[start Data to use]
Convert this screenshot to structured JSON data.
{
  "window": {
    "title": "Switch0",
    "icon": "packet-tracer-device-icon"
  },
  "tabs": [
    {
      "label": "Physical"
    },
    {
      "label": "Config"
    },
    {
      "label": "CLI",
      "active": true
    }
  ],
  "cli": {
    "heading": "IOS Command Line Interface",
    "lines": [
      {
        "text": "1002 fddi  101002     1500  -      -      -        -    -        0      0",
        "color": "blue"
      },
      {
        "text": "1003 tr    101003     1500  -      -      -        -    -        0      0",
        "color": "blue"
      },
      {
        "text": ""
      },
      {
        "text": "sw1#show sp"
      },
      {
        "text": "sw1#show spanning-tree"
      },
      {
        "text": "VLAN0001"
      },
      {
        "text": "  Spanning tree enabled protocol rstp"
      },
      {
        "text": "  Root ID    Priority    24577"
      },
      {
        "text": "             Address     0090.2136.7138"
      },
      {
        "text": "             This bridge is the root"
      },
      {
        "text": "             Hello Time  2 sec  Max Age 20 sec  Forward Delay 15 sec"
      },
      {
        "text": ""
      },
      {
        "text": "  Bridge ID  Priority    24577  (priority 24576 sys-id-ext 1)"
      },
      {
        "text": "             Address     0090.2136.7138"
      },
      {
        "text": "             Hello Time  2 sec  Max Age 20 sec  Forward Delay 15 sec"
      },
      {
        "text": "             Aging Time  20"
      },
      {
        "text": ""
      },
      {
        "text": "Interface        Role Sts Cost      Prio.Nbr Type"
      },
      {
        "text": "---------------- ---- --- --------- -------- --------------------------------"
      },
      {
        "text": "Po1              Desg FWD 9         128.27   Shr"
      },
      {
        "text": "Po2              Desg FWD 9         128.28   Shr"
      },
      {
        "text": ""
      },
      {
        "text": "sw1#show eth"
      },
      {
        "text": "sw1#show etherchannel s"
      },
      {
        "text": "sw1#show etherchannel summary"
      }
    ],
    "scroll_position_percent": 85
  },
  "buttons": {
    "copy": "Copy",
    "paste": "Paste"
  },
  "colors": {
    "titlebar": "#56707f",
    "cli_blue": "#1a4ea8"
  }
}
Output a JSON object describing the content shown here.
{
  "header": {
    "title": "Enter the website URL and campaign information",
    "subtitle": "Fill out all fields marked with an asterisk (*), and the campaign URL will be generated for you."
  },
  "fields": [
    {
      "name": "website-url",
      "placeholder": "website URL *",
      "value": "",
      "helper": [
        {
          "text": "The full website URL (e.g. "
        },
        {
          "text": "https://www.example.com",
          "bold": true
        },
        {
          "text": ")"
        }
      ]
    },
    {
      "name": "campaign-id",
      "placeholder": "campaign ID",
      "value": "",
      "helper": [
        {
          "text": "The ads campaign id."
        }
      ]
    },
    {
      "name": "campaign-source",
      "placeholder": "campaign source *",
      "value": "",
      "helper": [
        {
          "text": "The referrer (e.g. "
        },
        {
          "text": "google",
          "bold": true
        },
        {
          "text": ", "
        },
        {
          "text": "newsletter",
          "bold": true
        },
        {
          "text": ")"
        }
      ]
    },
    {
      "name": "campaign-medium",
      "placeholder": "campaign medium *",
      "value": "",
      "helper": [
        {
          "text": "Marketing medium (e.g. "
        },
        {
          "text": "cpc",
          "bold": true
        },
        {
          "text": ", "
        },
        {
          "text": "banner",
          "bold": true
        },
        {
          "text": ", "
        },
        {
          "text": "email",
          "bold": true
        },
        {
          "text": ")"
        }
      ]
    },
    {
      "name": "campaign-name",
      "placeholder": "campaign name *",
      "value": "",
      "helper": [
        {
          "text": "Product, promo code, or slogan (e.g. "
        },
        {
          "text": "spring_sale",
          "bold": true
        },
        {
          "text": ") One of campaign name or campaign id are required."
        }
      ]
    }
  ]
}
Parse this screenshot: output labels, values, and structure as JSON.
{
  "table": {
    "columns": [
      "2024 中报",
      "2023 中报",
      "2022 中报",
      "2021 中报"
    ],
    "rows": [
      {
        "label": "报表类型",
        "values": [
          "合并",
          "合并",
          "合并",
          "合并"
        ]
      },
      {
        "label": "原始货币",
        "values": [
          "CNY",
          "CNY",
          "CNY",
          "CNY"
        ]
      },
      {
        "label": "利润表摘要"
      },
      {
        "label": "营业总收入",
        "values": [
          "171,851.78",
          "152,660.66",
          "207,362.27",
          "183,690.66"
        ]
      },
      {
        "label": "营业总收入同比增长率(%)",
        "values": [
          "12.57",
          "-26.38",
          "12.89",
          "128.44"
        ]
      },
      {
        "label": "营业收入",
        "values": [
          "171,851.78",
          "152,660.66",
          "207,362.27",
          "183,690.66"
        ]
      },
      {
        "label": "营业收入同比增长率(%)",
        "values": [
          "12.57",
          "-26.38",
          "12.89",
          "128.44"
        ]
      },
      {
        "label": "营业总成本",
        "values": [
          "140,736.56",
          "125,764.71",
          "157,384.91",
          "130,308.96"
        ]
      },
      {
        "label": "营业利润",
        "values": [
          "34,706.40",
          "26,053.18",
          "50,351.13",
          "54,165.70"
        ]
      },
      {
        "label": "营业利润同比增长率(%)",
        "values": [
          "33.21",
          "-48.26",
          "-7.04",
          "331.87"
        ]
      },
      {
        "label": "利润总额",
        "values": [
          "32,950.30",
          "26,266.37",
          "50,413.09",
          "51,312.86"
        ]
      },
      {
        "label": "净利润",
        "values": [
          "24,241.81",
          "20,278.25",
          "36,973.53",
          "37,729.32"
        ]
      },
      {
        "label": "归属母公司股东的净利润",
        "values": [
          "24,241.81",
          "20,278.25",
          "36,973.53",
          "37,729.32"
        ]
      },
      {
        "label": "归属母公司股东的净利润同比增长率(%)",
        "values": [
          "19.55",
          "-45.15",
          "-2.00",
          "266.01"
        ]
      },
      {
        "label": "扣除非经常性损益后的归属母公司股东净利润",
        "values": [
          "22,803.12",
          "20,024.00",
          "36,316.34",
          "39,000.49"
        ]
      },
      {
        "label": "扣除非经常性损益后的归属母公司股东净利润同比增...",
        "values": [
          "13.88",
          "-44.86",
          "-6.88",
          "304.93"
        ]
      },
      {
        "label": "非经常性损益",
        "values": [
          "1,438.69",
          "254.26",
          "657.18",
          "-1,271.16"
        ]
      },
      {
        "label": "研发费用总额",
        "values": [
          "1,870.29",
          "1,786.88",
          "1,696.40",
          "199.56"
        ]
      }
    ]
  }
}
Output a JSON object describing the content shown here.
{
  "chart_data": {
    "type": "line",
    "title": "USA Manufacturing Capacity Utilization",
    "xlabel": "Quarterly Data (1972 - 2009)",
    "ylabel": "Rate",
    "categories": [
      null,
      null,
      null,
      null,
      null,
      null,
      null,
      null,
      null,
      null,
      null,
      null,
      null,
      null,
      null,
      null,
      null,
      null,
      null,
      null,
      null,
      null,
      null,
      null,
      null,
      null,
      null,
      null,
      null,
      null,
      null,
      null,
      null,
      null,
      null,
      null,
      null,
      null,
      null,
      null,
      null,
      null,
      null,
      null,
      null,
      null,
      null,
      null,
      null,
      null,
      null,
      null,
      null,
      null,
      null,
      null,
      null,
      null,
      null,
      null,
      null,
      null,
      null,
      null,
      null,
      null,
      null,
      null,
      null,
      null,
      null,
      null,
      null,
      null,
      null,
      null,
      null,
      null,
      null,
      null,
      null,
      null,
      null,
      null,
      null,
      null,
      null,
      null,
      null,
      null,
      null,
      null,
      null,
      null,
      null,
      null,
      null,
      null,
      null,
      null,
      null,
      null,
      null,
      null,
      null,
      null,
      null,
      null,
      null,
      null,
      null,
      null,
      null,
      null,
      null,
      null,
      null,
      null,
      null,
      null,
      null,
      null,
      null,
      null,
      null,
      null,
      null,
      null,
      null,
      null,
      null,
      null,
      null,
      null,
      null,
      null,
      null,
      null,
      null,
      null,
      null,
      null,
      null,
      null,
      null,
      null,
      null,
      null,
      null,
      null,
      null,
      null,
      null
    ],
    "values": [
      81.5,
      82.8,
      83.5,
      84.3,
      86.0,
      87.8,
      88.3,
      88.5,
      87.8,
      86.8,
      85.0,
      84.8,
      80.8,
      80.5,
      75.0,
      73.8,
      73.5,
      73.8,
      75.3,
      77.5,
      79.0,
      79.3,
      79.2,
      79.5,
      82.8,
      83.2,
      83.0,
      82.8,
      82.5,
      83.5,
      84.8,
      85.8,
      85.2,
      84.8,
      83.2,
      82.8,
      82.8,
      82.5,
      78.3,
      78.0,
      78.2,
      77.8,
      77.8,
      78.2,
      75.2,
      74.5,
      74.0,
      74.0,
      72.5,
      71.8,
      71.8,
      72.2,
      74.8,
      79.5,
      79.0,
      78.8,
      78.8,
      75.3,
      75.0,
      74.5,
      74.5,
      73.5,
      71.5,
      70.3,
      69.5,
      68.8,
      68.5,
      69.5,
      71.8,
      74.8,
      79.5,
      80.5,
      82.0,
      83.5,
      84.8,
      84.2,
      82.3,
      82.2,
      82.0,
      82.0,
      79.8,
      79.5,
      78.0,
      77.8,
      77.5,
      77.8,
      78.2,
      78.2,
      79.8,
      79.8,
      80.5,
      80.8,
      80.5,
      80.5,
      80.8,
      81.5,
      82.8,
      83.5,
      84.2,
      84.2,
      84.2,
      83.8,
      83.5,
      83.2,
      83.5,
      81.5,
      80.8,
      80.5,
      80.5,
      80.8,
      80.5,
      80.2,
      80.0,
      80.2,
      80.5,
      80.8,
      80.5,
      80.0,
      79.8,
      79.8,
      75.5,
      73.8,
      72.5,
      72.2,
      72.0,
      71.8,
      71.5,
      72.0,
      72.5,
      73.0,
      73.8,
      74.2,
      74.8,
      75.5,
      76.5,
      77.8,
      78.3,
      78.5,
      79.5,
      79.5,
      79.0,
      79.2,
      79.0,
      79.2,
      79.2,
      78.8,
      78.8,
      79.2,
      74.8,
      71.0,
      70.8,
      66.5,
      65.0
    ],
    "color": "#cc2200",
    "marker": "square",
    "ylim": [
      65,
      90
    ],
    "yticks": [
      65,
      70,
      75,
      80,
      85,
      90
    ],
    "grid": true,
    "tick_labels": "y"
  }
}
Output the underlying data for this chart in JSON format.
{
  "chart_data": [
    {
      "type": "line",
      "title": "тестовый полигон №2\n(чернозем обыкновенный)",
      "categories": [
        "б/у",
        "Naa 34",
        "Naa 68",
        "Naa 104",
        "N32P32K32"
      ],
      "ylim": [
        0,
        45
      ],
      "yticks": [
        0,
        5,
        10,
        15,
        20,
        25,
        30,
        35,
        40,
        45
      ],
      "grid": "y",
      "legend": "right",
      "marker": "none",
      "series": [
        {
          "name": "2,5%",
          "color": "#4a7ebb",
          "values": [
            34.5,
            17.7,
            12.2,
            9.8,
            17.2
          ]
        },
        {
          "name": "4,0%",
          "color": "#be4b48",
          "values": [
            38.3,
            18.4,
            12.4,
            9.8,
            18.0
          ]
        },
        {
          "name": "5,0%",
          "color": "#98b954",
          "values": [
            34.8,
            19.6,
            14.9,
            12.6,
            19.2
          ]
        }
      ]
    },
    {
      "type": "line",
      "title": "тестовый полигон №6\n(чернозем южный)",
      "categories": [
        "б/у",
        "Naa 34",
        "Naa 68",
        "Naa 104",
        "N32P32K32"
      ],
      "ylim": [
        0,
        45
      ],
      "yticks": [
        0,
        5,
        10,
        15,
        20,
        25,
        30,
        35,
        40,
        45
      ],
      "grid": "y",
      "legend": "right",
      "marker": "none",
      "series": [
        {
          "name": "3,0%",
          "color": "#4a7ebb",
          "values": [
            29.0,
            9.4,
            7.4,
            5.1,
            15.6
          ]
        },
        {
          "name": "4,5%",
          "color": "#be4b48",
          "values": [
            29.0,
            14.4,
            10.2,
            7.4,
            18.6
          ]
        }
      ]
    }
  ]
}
[end Data to use]
• _Given task_
Where a line above contains the word "Desg", copy that line.

• _Full solution_
        "text": "Po1              Desg FWD 9         128.27   Shr"
        "text": "Po2              Desg FWD 9         128.28   Shr"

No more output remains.